_AIM_. Set the listing down again exactly, please, apart from its pictures.
* Begin RECORDS FOR THE TASK *
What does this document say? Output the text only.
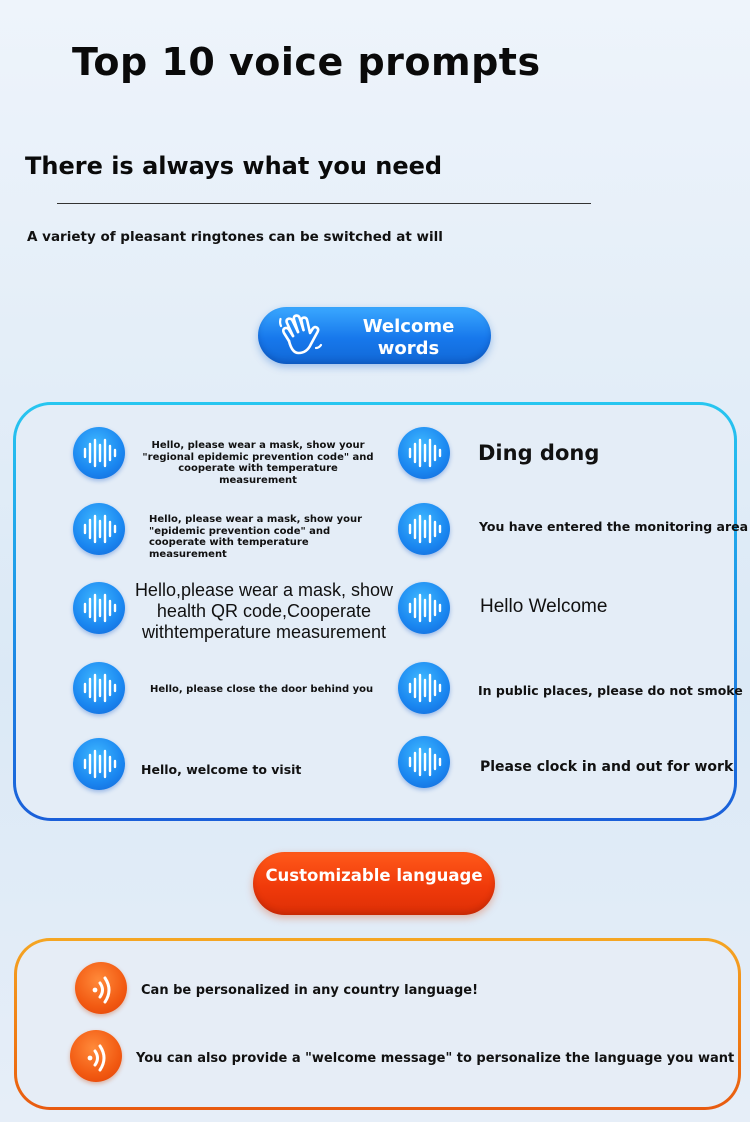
Top 10 voice prompts
There is always what you need
A variety of pleasant ringtones can be switched at will
Welcome words
Hello, please wear a mask, show your "regional epidemic prevention code" and cooperate with temperature measurement
Ding dong
Hello, please wear a mask, show your "epidemic prevention code" and cooperate with temperature measurement
You have entered the monitoring area
Hello,please wear a mask, show health QR code,Cooperate withtemperature measurement
Hello Welcome
Hello, please close the door behind you	In public places, please do not smoke
Hello, welcome to visit	Please clock in and out for work
Customizable language
Can be personalized in any country language!
You can also provide a "welcome message" to personalize the language you want
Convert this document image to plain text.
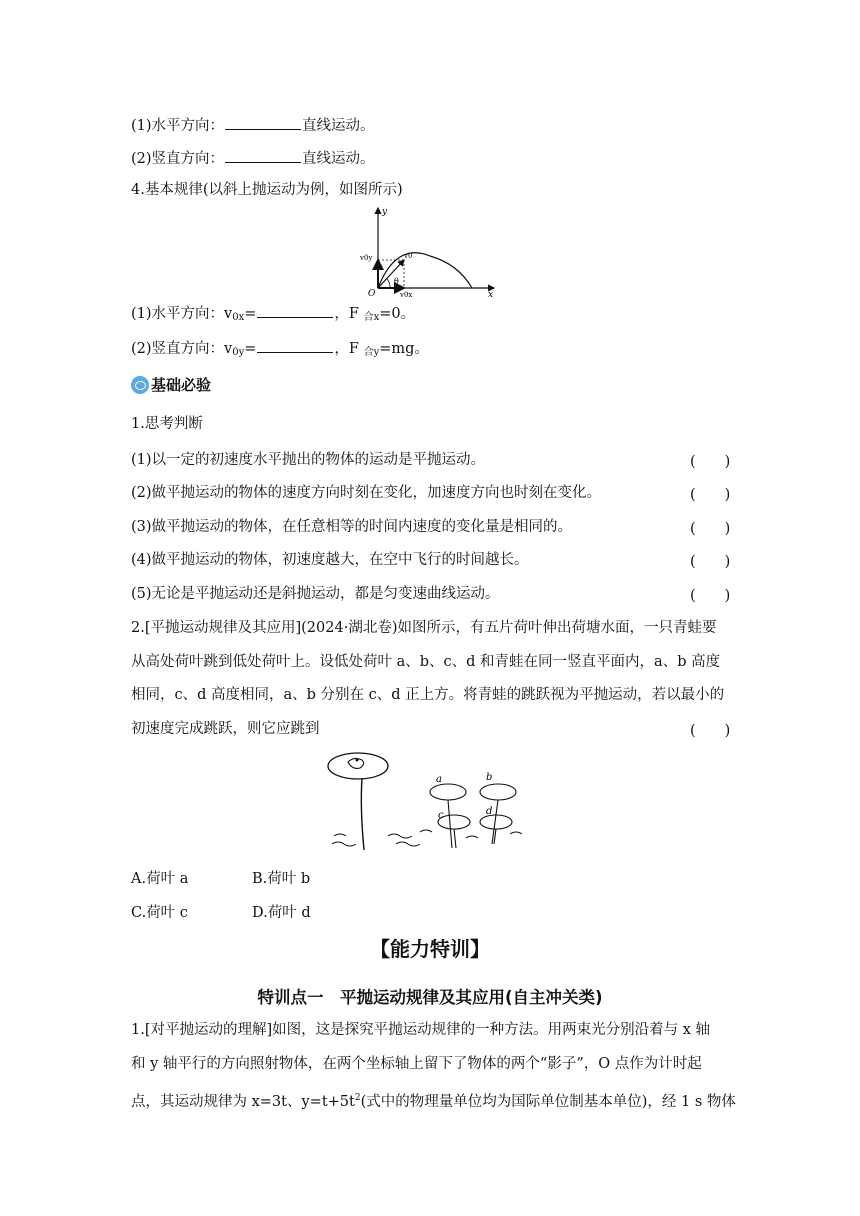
(1)水平方向：	直线运动。
(2)竖直方向：	直线运动。
4.基本规律(以斜上抛运动为例，如图所示)
y
x
O
v0
v0y
v0x
θ
(1)水平方向：$v_{0x}=$	，F $_{合x}$=0。
(2)竖直方向：$v_{0y}=$	，F $_{合y}$=mg。
基础必验
1.思考判断
(1)以一定的初速度水平抛出的物体的运动是平抛运动。	(　　)
(2)做平抛运动的物体的速度方向时刻在变化，加速度方向也时刻在变化。	(　　)
(3)做平抛运动的物体，在任意相等的时间内速度的变化量是相同的。	(　　)
(4)做平抛运动的物体，初速度越大，在空中飞行的时间越长。	(　　)
(5)无论是平抛运动还是斜抛运动，都是匀变速曲线运动。	(　　)
2.[平抛运动规律及其应用](2024·湖北卷)如图所示，有五片荷叶伸出荷塘水面，一只青蛙要
从高处荷叶跳到低处荷叶上。设低处荷叶 a、b、c、d 和青蛙在同一竖直平面内，a、b 高度
相同，c、d 高度相同，a、b 分别在 c、d 正上方。将青蛙的跳跃视为平抛运动，若以最小的
初速度完成跳跃，则它应跳到	(　　)
a	b
c	d
A.荷叶 a	B.荷叶 b
C.荷叶 c	D.荷叶 d
【能力特训】
特训点一　平抛运动规律及其应用(自主冲关类)
1.[对平抛运动的理解]如图，这是探究平抛运动规律的一种方法。用两束光分别沿着与 x 轴
和 y 轴平行的方向照射物体，在两个坐标轴上留下了物体的两个“影子”，O 点作为计时起
点，其运动规律为 x=3t、$y=t+5t^2$(式中的物理量单位均为国际单位制基本单位)，经 1 s 物体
* End RECORDS FOR THE TASK *
_CORRECT RESULT_.
What does this document say? Output the text only.
Top 10 voice prompts
There is always what you need
A variety of pleasant ringtones can be switched at will
Welcome words
Hello, please wear a mask, show your "regional epidemic prevention code" and cooperate with temperature measurement
Ding dong
Hello, please wear a mask, show your "epidemic prevention code" and cooperate with temperature measurement
You have entered the monitoring area
Hello,please wear a mask, show health QR code,Cooperate withtemperature measurement
Hello Welcome
Hello, please close the door behind you	In public places, please do not smoke
Hello, welcome to visit	Please clock in and out for work
Customizable language
Can be personalized in any country language!
You can also provide a "welcome message" to personalize the language you want
Convert this document image to plain text.
(1)水平方向：	直线运动。
(2)竖直方向：	直线运动。
4.基本规律(以斜上抛运动为例，如图所示)
y
x
O
v0
v0y
v0x
θ
(1)水平方向：$v_{0x}=$	，F $_{合x}$=0。
(2)竖直方向：$v_{0y}=$	，F $_{合y}$=mg。
基础必验
1.思考判断
(1)以一定的初速度水平抛出的物体的运动是平抛运动。	(　　)
(2)做平抛运动的物体的速度方向时刻在变化，加速度方向也时刻在变化。	(　　)
(3)做平抛运动的物体，在任意相等的时间内速度的变化量是相同的。	(　　)
(4)做平抛运动的物体，初速度越大，在空中飞行的时间越长。	(　　)
(5)无论是平抛运动还是斜抛运动，都是匀变速曲线运动。	(　　)
2.[平抛运动规律及其应用](2024·湖北卷)如图所示，有五片荷叶伸出荷塘水面，一只青蛙要
从高处荷叶跳到低处荷叶上。设低处荷叶 a、b、c、d 和青蛙在同一竖直平面内，a、b 高度
相同，c、d 高度相同，a、b 分别在 c、d 正上方。将青蛙的跳跃视为平抛运动，若以最小的
初速度完成跳跃，则它应跳到	(　　)
a	b
c	d
A.荷叶 a	B.荷叶 b
C.荷叶 c	D.荷叶 d
【能力特训】
特训点一　平抛运动规律及其应用(自主冲关类)
1.[对平抛运动的理解]如图，这是探究平抛运动规律的一种方法。用两束光分别沿着与 x 轴
和 y 轴平行的方向照射物体，在两个坐标轴上留下了物体的两个“影子”，O 点作为计时起
点，其运动规律为 x=3t、$y=t+5t^2$(式中的物理量单位均为国际单位制基本单位)，经 1 s 物体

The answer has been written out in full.